§ **TASK DESCRIPTION**:
Go through the lines below and copy each one that holds the string "screenshot".

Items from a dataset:
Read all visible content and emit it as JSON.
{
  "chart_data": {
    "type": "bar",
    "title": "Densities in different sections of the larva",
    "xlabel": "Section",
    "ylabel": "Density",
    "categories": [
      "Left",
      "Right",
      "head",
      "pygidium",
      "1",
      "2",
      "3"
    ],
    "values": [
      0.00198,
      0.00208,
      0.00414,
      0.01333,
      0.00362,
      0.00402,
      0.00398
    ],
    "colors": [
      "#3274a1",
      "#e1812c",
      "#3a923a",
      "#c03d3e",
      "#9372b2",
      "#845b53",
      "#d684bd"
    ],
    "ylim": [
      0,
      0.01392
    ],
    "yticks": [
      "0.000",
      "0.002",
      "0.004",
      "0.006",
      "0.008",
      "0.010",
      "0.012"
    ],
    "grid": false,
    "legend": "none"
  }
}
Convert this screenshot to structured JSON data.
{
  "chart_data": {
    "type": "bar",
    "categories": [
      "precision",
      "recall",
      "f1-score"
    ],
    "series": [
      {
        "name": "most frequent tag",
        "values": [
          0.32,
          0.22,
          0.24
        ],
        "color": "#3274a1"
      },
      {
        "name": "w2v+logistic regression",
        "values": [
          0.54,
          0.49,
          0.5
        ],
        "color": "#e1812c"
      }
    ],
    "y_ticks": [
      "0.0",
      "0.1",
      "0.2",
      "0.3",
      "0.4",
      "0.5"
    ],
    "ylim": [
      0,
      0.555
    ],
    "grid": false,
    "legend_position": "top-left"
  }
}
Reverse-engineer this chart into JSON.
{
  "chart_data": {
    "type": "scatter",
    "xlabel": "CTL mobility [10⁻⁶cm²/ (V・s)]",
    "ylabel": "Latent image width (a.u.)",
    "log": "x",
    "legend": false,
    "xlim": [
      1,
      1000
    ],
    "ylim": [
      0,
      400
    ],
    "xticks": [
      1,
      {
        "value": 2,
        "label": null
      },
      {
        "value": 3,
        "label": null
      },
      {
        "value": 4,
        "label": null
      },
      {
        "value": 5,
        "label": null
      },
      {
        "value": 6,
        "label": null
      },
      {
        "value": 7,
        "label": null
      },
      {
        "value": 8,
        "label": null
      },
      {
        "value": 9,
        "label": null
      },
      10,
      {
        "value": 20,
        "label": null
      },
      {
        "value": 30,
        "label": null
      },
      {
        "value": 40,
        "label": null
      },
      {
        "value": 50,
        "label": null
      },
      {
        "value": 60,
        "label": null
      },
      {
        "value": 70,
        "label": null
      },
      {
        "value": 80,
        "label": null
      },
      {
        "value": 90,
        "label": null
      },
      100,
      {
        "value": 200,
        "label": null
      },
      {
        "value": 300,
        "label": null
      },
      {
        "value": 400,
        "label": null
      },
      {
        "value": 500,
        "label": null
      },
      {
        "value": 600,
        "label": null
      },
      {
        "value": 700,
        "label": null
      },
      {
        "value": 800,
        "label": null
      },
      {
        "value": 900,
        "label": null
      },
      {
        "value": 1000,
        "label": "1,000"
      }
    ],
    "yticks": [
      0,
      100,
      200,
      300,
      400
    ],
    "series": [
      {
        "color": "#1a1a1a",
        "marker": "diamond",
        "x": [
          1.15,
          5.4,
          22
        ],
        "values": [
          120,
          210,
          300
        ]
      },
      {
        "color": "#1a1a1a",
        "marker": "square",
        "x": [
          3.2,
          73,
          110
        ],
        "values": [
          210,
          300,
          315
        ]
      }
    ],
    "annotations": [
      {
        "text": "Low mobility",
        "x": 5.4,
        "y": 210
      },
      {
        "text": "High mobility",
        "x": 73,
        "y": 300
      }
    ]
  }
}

...

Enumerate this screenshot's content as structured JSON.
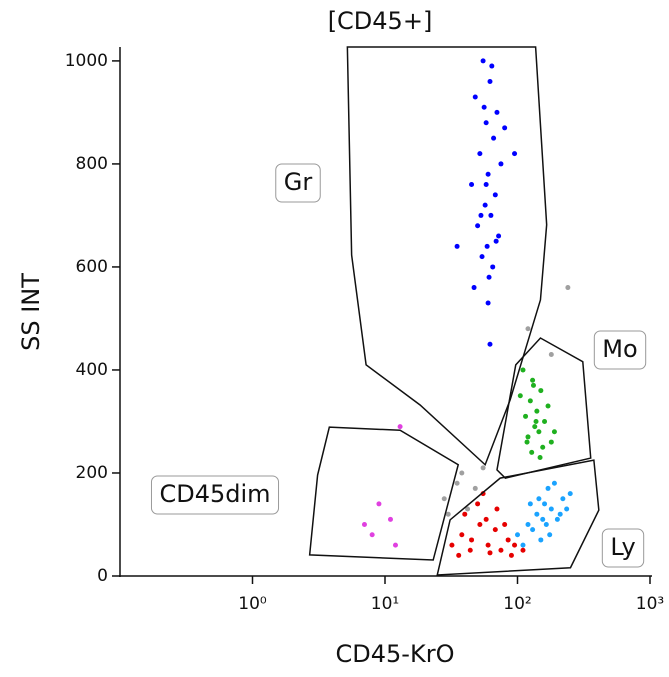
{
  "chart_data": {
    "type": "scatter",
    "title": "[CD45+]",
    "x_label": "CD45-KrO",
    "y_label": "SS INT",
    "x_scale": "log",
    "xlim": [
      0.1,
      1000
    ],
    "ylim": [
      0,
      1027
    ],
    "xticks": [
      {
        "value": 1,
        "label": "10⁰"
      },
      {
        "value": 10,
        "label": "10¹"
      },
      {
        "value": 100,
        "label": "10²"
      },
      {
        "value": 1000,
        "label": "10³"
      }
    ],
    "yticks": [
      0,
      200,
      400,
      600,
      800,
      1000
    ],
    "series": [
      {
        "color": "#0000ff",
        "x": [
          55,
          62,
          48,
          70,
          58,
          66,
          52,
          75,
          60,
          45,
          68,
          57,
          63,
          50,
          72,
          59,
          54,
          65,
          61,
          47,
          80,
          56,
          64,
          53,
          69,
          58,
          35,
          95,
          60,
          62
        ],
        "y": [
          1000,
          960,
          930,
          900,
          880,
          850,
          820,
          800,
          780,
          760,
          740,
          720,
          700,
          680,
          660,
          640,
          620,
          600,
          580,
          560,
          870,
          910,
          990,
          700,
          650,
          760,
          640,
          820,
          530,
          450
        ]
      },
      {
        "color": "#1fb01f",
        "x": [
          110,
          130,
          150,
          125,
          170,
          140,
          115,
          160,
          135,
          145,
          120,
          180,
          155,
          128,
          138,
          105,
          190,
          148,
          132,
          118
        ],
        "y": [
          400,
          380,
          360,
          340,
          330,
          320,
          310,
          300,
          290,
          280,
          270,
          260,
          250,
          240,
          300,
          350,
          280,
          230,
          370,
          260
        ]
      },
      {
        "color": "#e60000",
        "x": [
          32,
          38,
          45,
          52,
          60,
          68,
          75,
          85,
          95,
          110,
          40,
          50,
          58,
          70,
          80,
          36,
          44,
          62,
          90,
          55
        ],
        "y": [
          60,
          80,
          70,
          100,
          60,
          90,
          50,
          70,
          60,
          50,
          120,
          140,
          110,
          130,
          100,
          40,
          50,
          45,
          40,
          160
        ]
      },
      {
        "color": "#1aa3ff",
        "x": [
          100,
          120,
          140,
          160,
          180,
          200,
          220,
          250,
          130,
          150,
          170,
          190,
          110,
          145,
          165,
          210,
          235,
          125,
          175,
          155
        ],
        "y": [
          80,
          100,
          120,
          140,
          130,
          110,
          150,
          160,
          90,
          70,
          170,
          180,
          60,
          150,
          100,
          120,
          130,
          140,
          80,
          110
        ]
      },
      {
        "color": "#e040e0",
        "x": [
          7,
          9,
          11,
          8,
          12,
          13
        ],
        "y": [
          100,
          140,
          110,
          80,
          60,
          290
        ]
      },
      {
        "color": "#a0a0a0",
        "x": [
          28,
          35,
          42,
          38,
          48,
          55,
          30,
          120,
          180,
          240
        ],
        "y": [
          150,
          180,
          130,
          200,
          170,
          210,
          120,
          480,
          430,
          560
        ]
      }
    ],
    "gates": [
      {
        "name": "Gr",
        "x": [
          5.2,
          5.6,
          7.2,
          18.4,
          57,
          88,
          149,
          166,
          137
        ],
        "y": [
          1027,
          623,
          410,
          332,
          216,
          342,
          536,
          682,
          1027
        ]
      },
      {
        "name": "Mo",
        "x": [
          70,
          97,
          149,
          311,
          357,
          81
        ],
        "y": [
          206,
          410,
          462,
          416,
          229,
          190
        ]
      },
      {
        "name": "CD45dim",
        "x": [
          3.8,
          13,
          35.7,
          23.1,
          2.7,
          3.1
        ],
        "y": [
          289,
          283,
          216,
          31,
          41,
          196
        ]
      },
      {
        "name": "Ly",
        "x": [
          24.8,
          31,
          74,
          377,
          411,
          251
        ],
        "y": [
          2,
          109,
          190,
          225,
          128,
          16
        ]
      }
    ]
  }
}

§ **THE RESULT**:
Convert this screenshot to structured JSON data.
Enumerate this screenshot's content as structured JSON.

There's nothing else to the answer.